** BEGIN MATERIAL TO PROCESS **
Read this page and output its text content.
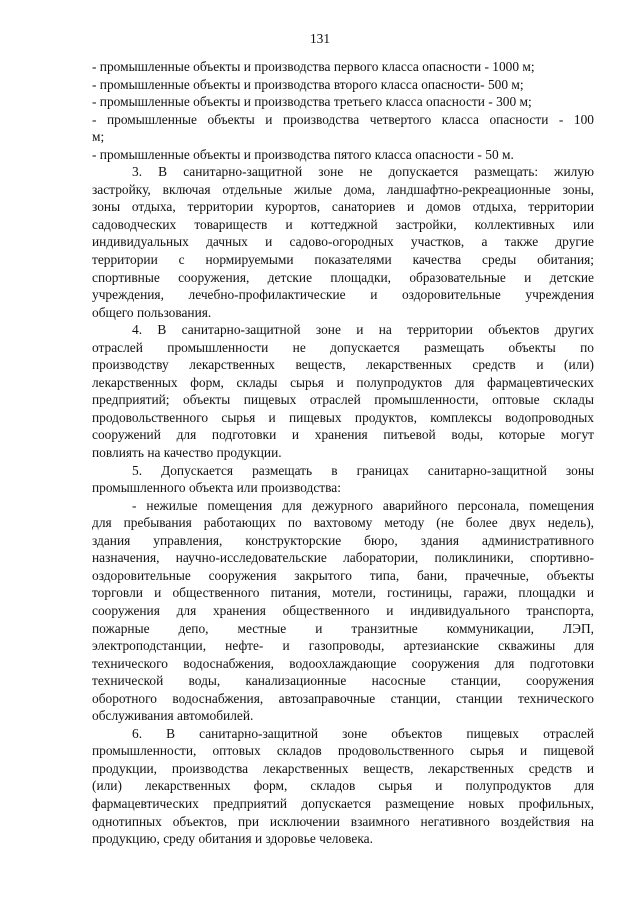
131
- промышленные объекты и производства первого класса опасности - 1000 м;
- промышленные объекты и производства второго класса опасности- 500 м;
- промышленные объекты и производства третьего класса опасности - 300 м;
- промышленные объекты и производства четвертого класса опасности - 100
м;
- промышленные объекты и производства пятого класса опасности - 50 м.
3. В санитарно-защитной зоне не допускается размещать: жилую
застройку, включая отдельные жилые дома, ландшафтно-рекреационные зоны,
зоны отдыха, территории курортов, санаториев и домов отдыха, территории
садоводческих товариществ и коттеджной застройки, коллективных или
индивидуальных дачных и садово-огородных участков, а также другие
территории с нормируемыми показателями качества среды обитания;
спортивные сооружения, детские площадки, образовательные и детские
учреждения, лечебно-профилактические и оздоровительные учреждения
общего пользования.
4. В санитарно-защитной зоне и на территории объектов других
отраслей промышленности не допускается размещать объекты по
производству лекарственных веществ, лекарственных средств и (или)
лекарственных форм, склады сырья и полупродуктов для фармацевтических
предприятий; объекты пищевых отраслей промышленности, оптовые склады
продовольственного сырья и пищевых продуктов, комплексы водопроводных
сооружений для подготовки и хранения питьевой воды, которые могут
повлиять на качество продукции.
5. Допускается размещать в границах санитарно-защитной зоны
промышленного объекта или производства:
- нежилые помещения для дежурного аварийного персонала, помещения
для пребывания работающих по вахтовому методу (не более двух недель),
здания управления, конструкторские бюро, здания административного
назначения, научно-исследовательские лаборатории, поликлиники, спортивно-
оздоровительные сооружения закрытого типа, бани, прачечные, объекты
торговли и общественного питания, мотели, гостиницы, гаражи, площадки и
сооружения для хранения общественного и индивидуального транспорта,
пожарные депо, местные и транзитные коммуникации, ЛЭП,
электроподстанции, нефте- и газопроводы, артезианские скважины для
технического водоснабжения, водоохлаждающие сооружения для подготовки
технической воды, канализационные насосные станции, сооружения
оборотного водоснабжения, автозаправочные станции, станции технического
обслуживания автомобилей.
6. В санитарно-защитной зоне объектов пищевых отраслей
промышленности, оптовых складов продовольственного сырья и пищевой
продукции, производства лекарственных веществ, лекарственных средств и
(или) лекарственных форм, складов сырья и полупродуктов для
фармацевтических предприятий допускается размещение новых профильных,
однотипных объектов, при исключении взаимного негативного воздействия на
продукцию, среду обитания и здоровье человека.
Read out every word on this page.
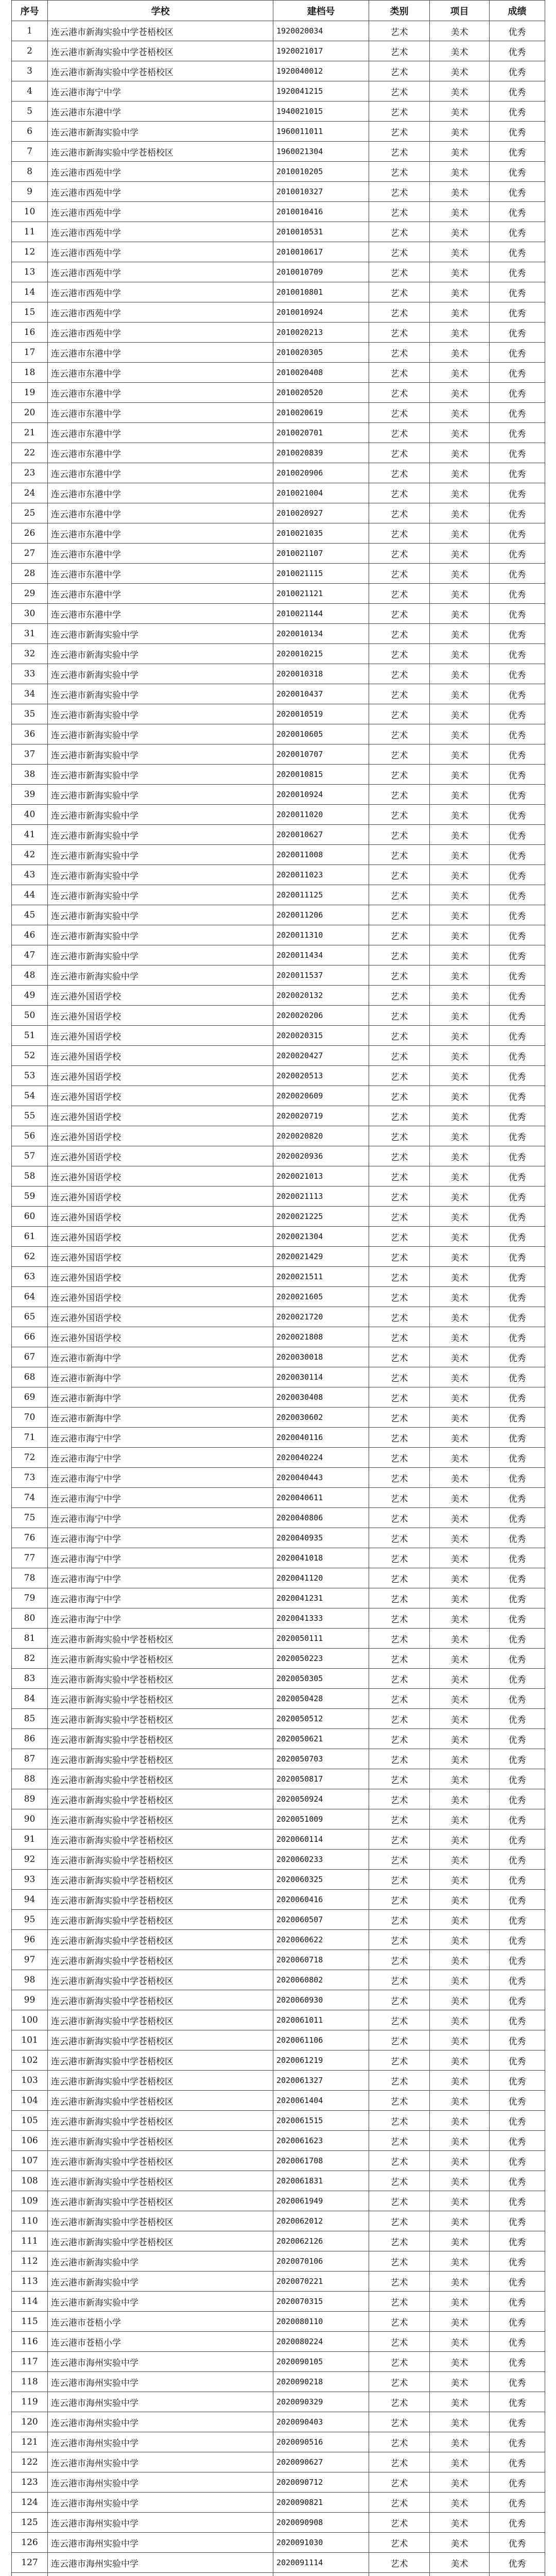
序号	学校	建档号	类别	项目	成绩
1	连云港市新海实验中学苍梧校区	1920020034	艺术	美术	优秀
2	连云港市新海实验中学苍梧校区	1920021017	艺术	美术	优秀
3	连云港市新海实验中学苍梧校区	1920040012	艺术	美术	优秀
4	连云港市海宁中学	1920041215	艺术	美术	优秀
5	连云港市东港中学	1940021015	艺术	美术	优秀
6	连云港市新海实验中学	1960011011	艺术	美术	优秀
7	连云港市新海实验中学苍梧校区	1960021304	艺术	美术	优秀
8	连云港市西苑中学	2010010205	艺术	美术	优秀
9	连云港市西苑中学	2010010327	艺术	美术	优秀
10	连云港市西苑中学	2010010416	艺术	美术	优秀
11	连云港市西苑中学	2010010531	艺术	美术	优秀
12	连云港市西苑中学	2010010617	艺术	美术	优秀
13	连云港市西苑中学	2010010709	艺术	美术	优秀
14	连云港市西苑中学	2010010801	艺术	美术	优秀
15	连云港市西苑中学	2010010924	艺术	美术	优秀
16	连云港市西苑中学	2010020213	艺术	美术	优秀
17	连云港市东港中学	2010020305	艺术	美术	优秀
18	连云港市东港中学	2010020408	艺术	美术	优秀
19	连云港市东港中学	2010020520	艺术	美术	优秀
20	连云港市东港中学	2010020619	艺术	美术	优秀
21	连云港市东港中学	2010020701	艺术	美术	优秀
22	连云港市东港中学	2010020839	艺术	美术	优秀
23	连云港市东港中学	2010020906	艺术	美术	优秀
24	连云港市东港中学	2010021004	艺术	美术	优秀
25	连云港市东港中学	2010020927	艺术	美术	优秀
26	连云港市东港中学	2010021035	艺术	美术	优秀
27	连云港市东港中学	2010021107	艺术	美术	优秀
28	连云港市东港中学	2010021115	艺术	美术	优秀
29	连云港市东港中学	2010021121	艺术	美术	优秀
30	连云港市东港中学	2010021144	艺术	美术	优秀
31	连云港市新海实验中学	2020010134	艺术	美术	优秀
32	连云港市新海实验中学	2020010215	艺术	美术	优秀
33	连云港市新海实验中学	2020010318	艺术	美术	优秀
34	连云港市新海实验中学	2020010437	艺术	美术	优秀
35	连云港市新海实验中学	2020010519	艺术	美术	优秀
36	连云港市新海实验中学	2020010605	艺术	美术	优秀
37	连云港市新海实验中学	2020010707	艺术	美术	优秀
38	连云港市新海实验中学	2020010815	艺术	美术	优秀
39	连云港市新海实验中学	2020010924	艺术	美术	优秀
40	连云港市新海实验中学	2020011020	艺术	美术	优秀
41	连云港市新海实验中学	2020010627	艺术	美术	优秀
42	连云港市新海实验中学	2020011008	艺术	美术	优秀
43	连云港市新海实验中学	2020011023	艺术	美术	优秀
44	连云港市新海实验中学	2020011125	艺术	美术	优秀
45	连云港市新海实验中学	2020011206	艺术	美术	优秀
46	连云港市新海实验中学	2020011310	艺术	美术	优秀
47	连云港市新海实验中学	2020011434	艺术	美术	优秀
48	连云港市新海实验中学	2020011537	艺术	美术	优秀
49	连云港外国语学校	2020020132	艺术	美术	优秀
50	连云港外国语学校	2020020206	艺术	美术	优秀
51	连云港外国语学校	2020020315	艺术	美术	优秀
52	连云港外国语学校	2020020427	艺术	美术	优秀
53	连云港外国语学校	2020020513	艺术	美术	优秀
54	连云港外国语学校	2020020609	艺术	美术	优秀
55	连云港外国语学校	2020020719	艺术	美术	优秀
56	连云港外国语学校	2020020820	艺术	美术	优秀
57	连云港外国语学校	2020020936	艺术	美术	优秀
58	连云港外国语学校	2020021013	艺术	美术	优秀
59	连云港外国语学校	2020021113	艺术	美术	优秀
60	连云港外国语学校	2020021225	艺术	美术	优秀
61	连云港外国语学校	2020021304	艺术	美术	优秀
62	连云港外国语学校	2020021429	艺术	美术	优秀
63	连云港外国语学校	2020021511	艺术	美术	优秀
64	连云港外国语学校	2020021605	艺术	美术	优秀
65	连云港外国语学校	2020021720	艺术	美术	优秀
66	连云港外国语学校	2020021808	艺术	美术	优秀
67	连云港市新海中学	2020030018	艺术	美术	优秀
68	连云港市新海中学	2020030114	艺术	美术	优秀
69	连云港市新海中学	2020030408	艺术	美术	优秀
70	连云港市新海中学	2020030602	艺术	美术	优秀
71	连云港市海宁中学	2020040116	艺术	美术	优秀
72	连云港市海宁中学	2020040224	艺术	美术	优秀
73	连云港市海宁中学	2020040443	艺术	美术	优秀
74	连云港市海宁中学	2020040611	艺术	美术	优秀
75	连云港市海宁中学	2020040806	艺术	美术	优秀
76	连云港市海宁中学	2020040935	艺术	美术	优秀
77	连云港市海宁中学	2020041018	艺术	美术	优秀
78	连云港市海宁中学	2020041120	艺术	美术	优秀
79	连云港市海宁中学	2020041231	艺术	美术	优秀
80	连云港市海宁中学	2020041333	艺术	美术	优秀
81	连云港市新海实验中学苍梧校区	2020050111	艺术	美术	优秀
82	连云港市新海实验中学苍梧校区	2020050223	艺术	美术	优秀
83	连云港市新海实验中学苍梧校区	2020050305	艺术	美术	优秀
84	连云港市新海实验中学苍梧校区	2020050428	艺术	美术	优秀
85	连云港市新海实验中学苍梧校区	2020050512	艺术	美术	优秀
86	连云港市新海实验中学苍梧校区	2020050621	艺术	美术	优秀
87	连云港市新海实验中学苍梧校区	2020050703	艺术	美术	优秀
88	连云港市新海实验中学苍梧校区	2020050817	艺术	美术	优秀
89	连云港市新海实验中学苍梧校区	2020050924	艺术	美术	优秀
90	连云港市新海实验中学苍梧校区	2020051009	艺术	美术	优秀
91	连云港市新海实验中学苍梧校区	2020060114	艺术	美术	优秀
92	连云港市新海实验中学苍梧校区	2020060233	艺术	美术	优秀
93	连云港市新海实验中学苍梧校区	2020060325	艺术	美术	优秀
94	连云港市新海实验中学苍梧校区	2020060416	艺术	美术	优秀
95	连云港市新海实验中学苍梧校区	2020060507	艺术	美术	优秀
96	连云港市新海实验中学苍梧校区	2020060622	艺术	美术	优秀
97	连云港市新海实验中学苍梧校区	2020060718	艺术	美术	优秀
98	连云港市新海实验中学苍梧校区	2020060802	艺术	美术	优秀
99	连云港市新海实验中学苍梧校区	2020060930	艺术	美术	优秀
100	连云港市新海实验中学苍梧校区	2020061011	艺术	美术	优秀
101	连云港市新海实验中学苍梧校区	2020061106	艺术	美术	优秀
102	连云港市新海实验中学苍梧校区	2020061219	艺术	美术	优秀
103	连云港市新海实验中学苍梧校区	2020061327	艺术	美术	优秀
104	连云港市新海实验中学苍梧校区	2020061404	艺术	美术	优秀
105	连云港市新海实验中学苍梧校区	2020061515	艺术	美术	优秀
106	连云港市新海实验中学苍梧校区	2020061623	艺术	美术	优秀
107	连云港市新海实验中学苍梧校区	2020061708	艺术	美术	优秀
108	连云港市新海实验中学苍梧校区	2020061831	艺术	美术	优秀
109	连云港市新海实验中学苍梧校区	2020061949	艺术	美术	优秀
110	连云港市新海实验中学苍梧校区	2020062012	艺术	美术	优秀
111	连云港市新海实验中学苍梧校区	2020062126	艺术	美术	优秀
112	连云港市新海实验中学	2020070106	艺术	美术	优秀
113	连云港市新海实验中学	2020070221	艺术	美术	优秀
114	连云港市新海实验中学	2020070315	艺术	美术	优秀
115	连云港市苍梧小学	2020080110	艺术	美术	优秀
116	连云港市苍梧小学	2020080224	艺术	美术	优秀
117	连云港市海州实验中学	2020090105	艺术	美术	优秀
118	连云港市海州实验中学	2020090218	艺术	美术	优秀
119	连云港市海州实验中学	2020090329	艺术	美术	优秀
120	连云港市海州实验中学	2020090403	艺术	美术	优秀
121	连云港市海州实验中学	2020090516	艺术	美术	优秀
122	连云港市海州实验中学	2020090627	艺术	美术	优秀
123	连云港市海州实验中学	2020090712	艺术	美术	优秀
124	连云港市海州实验中学	2020090821	艺术	美术	优秀
125	连云港市海州实验中学	2020090908	艺术	美术	优秀
126	连云港市海州实验中学	2020091030	艺术	美术	优秀
127	连云港市海州实验中学	2020091114	艺术	美术	优秀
** END MATERIAL TO PROCESS **
--- EXERCISE AIM ---
Pick out the lines that have the word "зоне". Copy them all.

--- WORKED SOLUTION ---
3. В санитарно-защитной зоне не допускается размещать: жилую
4. В санитарно-защитной зоне и на территории объектов других
6. В санитарно-защитной зоне объектов пищевых отраслей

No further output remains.